◆ **Dataset entries**
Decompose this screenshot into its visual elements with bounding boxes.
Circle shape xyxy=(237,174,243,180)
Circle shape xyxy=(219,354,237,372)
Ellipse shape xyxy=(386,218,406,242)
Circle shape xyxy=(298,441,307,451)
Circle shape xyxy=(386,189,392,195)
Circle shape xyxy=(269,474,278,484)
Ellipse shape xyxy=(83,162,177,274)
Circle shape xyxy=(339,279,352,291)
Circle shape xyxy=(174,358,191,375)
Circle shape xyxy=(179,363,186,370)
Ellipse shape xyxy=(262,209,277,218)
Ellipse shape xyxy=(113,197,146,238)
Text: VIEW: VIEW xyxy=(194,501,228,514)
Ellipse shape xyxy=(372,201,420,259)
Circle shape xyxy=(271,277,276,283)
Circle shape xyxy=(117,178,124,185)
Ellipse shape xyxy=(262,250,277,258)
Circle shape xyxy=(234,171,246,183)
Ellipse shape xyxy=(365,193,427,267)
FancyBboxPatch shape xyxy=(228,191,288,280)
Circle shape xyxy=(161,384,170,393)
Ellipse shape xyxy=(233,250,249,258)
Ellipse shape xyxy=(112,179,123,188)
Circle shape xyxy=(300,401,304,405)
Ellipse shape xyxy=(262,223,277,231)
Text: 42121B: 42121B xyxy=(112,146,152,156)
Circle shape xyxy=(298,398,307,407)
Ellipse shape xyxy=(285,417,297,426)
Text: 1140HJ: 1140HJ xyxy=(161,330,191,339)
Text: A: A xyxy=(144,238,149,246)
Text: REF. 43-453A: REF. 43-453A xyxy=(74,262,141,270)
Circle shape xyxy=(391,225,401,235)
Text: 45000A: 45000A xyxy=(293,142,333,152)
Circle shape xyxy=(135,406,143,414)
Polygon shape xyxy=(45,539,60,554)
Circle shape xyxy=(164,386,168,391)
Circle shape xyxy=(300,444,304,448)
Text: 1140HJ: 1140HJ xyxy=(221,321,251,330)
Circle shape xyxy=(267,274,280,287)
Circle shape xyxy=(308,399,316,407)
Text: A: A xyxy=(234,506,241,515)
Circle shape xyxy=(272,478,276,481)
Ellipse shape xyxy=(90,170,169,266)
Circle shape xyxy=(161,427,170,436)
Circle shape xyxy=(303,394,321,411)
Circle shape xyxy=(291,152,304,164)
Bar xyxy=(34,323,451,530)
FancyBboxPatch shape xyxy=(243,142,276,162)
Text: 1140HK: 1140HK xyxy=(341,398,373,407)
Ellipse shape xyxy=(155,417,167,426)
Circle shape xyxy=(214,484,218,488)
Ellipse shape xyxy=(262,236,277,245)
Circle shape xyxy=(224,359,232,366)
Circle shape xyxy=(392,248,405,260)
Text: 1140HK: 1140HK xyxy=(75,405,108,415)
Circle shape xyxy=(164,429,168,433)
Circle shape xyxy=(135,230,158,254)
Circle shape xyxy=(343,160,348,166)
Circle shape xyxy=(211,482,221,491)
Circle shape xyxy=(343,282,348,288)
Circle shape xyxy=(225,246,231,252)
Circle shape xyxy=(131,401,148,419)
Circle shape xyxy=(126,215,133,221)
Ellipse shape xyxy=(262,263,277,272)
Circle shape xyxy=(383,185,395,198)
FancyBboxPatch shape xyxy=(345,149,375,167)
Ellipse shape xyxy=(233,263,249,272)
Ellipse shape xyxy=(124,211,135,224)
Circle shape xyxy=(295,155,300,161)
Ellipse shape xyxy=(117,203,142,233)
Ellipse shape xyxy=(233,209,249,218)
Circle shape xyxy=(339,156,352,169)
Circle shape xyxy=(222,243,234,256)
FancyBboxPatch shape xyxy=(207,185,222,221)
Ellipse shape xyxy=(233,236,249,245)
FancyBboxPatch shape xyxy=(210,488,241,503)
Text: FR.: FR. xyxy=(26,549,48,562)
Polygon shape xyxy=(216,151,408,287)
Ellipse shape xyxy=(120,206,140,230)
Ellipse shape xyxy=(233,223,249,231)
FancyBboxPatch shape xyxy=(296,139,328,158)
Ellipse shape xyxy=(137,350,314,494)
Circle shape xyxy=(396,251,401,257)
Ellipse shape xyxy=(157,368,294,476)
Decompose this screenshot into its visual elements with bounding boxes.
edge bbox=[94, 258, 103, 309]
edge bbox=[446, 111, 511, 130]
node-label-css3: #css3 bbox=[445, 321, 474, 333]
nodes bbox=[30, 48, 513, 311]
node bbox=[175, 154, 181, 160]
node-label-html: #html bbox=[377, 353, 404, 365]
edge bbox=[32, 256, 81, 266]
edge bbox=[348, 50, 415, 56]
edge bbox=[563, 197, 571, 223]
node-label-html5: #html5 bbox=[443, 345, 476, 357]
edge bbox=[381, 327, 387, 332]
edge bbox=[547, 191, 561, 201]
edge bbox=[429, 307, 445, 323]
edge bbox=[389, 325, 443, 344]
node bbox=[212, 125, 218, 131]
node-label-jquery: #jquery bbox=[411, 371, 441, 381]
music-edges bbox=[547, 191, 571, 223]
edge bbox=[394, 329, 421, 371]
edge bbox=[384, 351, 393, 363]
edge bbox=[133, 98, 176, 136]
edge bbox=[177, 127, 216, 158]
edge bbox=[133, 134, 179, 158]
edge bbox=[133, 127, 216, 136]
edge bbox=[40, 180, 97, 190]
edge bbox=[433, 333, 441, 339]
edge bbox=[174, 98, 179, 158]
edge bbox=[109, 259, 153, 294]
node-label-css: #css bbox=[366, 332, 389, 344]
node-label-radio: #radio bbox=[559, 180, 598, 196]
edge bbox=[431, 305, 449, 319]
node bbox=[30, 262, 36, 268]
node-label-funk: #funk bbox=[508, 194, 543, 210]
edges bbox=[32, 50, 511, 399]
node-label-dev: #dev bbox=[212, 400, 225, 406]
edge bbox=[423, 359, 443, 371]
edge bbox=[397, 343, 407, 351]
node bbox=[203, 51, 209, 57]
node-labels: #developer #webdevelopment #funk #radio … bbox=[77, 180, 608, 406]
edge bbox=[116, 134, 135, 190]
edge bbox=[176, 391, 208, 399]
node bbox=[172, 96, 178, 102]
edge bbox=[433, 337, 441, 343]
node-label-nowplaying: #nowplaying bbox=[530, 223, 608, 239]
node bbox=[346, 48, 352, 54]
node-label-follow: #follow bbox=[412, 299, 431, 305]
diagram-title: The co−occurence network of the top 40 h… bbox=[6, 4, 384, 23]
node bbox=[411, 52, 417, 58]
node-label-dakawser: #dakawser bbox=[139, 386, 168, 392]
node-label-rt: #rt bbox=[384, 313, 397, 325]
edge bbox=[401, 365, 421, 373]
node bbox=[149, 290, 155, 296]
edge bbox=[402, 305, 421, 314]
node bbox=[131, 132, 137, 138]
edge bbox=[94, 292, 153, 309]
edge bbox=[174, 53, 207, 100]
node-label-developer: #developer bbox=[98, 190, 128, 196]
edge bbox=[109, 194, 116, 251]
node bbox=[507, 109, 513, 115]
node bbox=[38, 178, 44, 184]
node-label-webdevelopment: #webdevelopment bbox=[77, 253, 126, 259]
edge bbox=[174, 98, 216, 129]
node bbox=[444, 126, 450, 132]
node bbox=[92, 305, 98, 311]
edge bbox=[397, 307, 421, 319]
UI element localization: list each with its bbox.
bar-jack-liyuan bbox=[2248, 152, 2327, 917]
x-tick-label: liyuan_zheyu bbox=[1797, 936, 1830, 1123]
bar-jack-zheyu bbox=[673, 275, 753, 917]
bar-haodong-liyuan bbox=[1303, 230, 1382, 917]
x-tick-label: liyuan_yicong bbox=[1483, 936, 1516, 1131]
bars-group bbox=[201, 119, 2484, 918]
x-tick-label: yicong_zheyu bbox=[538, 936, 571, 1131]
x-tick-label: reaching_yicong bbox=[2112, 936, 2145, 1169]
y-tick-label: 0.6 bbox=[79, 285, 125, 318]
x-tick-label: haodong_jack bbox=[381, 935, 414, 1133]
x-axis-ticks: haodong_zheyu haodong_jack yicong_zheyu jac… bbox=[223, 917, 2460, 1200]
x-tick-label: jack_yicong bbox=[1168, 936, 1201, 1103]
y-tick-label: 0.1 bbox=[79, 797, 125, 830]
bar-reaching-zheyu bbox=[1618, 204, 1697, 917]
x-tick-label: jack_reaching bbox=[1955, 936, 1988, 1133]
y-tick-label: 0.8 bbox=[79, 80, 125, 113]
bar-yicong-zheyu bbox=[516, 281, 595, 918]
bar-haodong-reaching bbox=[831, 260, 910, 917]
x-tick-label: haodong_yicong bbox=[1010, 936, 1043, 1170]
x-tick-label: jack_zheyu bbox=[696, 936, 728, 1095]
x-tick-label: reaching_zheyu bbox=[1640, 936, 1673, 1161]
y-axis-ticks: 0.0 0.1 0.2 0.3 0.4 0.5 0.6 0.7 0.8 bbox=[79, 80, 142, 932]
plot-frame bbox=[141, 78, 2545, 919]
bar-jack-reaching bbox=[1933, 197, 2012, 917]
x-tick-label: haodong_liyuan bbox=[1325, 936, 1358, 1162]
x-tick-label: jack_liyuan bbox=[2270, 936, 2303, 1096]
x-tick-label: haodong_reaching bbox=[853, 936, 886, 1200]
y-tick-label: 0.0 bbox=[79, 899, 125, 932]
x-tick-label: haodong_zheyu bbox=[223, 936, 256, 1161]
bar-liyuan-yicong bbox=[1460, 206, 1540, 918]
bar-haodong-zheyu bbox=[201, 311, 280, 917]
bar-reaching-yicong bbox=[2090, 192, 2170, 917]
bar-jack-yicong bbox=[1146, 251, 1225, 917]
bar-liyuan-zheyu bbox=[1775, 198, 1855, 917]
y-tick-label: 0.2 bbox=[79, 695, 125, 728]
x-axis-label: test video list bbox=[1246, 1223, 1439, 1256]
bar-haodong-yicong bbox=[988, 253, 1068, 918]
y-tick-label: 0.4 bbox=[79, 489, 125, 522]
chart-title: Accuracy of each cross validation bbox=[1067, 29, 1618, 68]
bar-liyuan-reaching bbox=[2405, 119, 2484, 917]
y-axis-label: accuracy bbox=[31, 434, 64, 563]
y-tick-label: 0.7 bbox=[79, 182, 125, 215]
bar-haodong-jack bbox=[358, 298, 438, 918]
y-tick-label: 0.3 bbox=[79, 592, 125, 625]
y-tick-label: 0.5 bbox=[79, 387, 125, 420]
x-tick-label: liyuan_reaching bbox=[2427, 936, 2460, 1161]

◆ **Stated goal**
Repeat the material word for word, starting with its first line and going on through the line with "Ellipse shape xyxy=(285,417,297,426)", including both of those lines.

◆ **The reply**
Decompose this screenshot into its visual elements with bounding boxes.
Circle shape xyxy=(237,174,243,180)
Circle shape xyxy=(219,354,237,372)
Ellipse shape xyxy=(386,218,406,242)
Circle shape xyxy=(298,441,307,451)
Circle shape xyxy=(386,189,392,195)
Circle shape xyxy=(269,474,278,484)
Ellipse shape xyxy=(83,162,177,274)
Circle shape xyxy=(339,279,352,291)
Circle shape xyxy=(174,358,191,375)
Circle shape xyxy=(179,363,186,370)
Ellipse shape xyxy=(262,209,277,218)
Ellipse shape xyxy=(113,197,146,238)
Text: VIEW: VIEW xyxy=(194,501,228,514)
Ellipse shape xyxy=(372,201,420,259)
Circle shape xyxy=(271,277,276,283)
Circle shape xyxy=(117,178,124,185)
Ellipse shape xyxy=(262,250,277,258)
Circle shape xyxy=(234,171,246,183)
Ellipse shape xyxy=(365,193,427,267)
FancyBboxPatch shape xyxy=(228,191,288,280)
Circle shape xyxy=(161,384,170,393)
Ellipse shape xyxy=(233,250,249,258)
Ellipse shape xyxy=(112,179,123,188)
Circle shape xyxy=(300,401,304,405)
Ellipse shape xyxy=(262,223,277,231)
Text: 42121B: 42121B xyxy=(112,146,152,156)
Circle shape xyxy=(298,398,307,407)
Ellipse shape xyxy=(285,417,297,426)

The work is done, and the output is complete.